Required task :: Extract every line from the records below that contains the word "综合治理".

Supplied data ::
▽
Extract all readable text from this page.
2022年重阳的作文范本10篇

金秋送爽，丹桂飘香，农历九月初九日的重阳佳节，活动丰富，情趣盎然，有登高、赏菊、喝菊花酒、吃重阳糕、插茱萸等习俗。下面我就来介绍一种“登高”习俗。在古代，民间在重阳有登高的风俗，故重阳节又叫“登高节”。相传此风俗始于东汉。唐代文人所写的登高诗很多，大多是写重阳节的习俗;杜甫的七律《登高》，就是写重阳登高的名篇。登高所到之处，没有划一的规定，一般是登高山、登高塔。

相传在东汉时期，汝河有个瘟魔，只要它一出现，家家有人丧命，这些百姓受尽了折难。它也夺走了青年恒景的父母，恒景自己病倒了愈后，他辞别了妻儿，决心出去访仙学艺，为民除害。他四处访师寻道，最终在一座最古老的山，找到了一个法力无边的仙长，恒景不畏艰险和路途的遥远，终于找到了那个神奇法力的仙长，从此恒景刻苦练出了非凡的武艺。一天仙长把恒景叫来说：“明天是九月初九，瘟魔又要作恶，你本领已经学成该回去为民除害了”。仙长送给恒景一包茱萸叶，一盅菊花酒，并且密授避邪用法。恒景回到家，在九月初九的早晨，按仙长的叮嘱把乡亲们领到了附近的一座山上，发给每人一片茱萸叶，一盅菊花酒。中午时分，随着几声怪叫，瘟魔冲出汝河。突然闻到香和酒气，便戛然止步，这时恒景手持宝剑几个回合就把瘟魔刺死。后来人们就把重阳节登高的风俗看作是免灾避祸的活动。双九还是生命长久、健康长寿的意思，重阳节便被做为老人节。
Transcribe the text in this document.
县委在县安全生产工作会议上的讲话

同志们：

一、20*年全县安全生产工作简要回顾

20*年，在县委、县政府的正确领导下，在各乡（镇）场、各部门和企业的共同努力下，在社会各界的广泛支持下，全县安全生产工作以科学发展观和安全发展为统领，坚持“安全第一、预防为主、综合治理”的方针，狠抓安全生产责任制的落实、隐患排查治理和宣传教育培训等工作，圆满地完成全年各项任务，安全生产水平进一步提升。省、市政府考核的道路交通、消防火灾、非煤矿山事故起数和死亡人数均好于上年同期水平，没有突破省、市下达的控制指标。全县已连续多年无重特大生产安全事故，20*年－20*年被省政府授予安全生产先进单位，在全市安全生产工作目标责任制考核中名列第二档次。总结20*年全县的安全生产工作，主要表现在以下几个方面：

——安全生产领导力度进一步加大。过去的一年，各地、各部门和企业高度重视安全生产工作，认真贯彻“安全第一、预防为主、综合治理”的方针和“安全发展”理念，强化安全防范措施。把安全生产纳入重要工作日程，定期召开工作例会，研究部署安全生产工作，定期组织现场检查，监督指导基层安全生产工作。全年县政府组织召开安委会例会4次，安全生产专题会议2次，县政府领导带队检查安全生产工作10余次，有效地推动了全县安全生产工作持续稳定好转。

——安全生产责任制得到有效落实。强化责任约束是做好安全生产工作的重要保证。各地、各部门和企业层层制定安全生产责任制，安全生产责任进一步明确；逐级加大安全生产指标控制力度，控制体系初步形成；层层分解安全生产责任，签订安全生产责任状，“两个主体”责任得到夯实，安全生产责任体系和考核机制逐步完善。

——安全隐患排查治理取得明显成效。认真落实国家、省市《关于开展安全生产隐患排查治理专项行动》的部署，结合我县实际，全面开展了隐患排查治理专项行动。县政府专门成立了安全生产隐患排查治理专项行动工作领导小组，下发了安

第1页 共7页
△
Written answer ::
20*年，在县委、县政府的正确领导下，在各乡（镇）场、各部门和企业的共同努力下，在社会各界的广泛支持下，全县安全生产工作以科学发展观和安全发展为统领，坚持“安全第一、预防为主、综合治理”的方针，狠抓安全生产责任制的落实、隐患排查治理和宣传教育培训等工作，圆满地完成全年各项任务，安全生产水平进一步提升。省、市政府考核的道路交通、消防火灾、非煤矿山事故起数和死亡人数均好于上年同期水平，没有突破省、市下达的控制指标。全县已连续多年无重特大生产安全事故，20*年－20*年被省政府授予安全生产先进单位，在全市安全生产工作目标责任制考核中名列第二档次。总结20*年全县的安全生产工作，主要表现在以下几个方面：
——安全生产领导力度进一步加大。过去的一年，各地、各部门和企业高度重视安全生产工作，认真贯彻“安全第一、预防为主、综合治理”的方针和“安全发展”理念，强化安全防范措施。把安全生产纳入重要工作日程，定期召开工作例会，研究部署安全生产工作，定期组织现场检查，监督指导基层安全生产工作。全年县政府组织召开安委会例会4次，安全生产专题会议2次，县政府领导带队检查安全生产工作10余次，有效地推动了全县安全生产工作持续稳定好转。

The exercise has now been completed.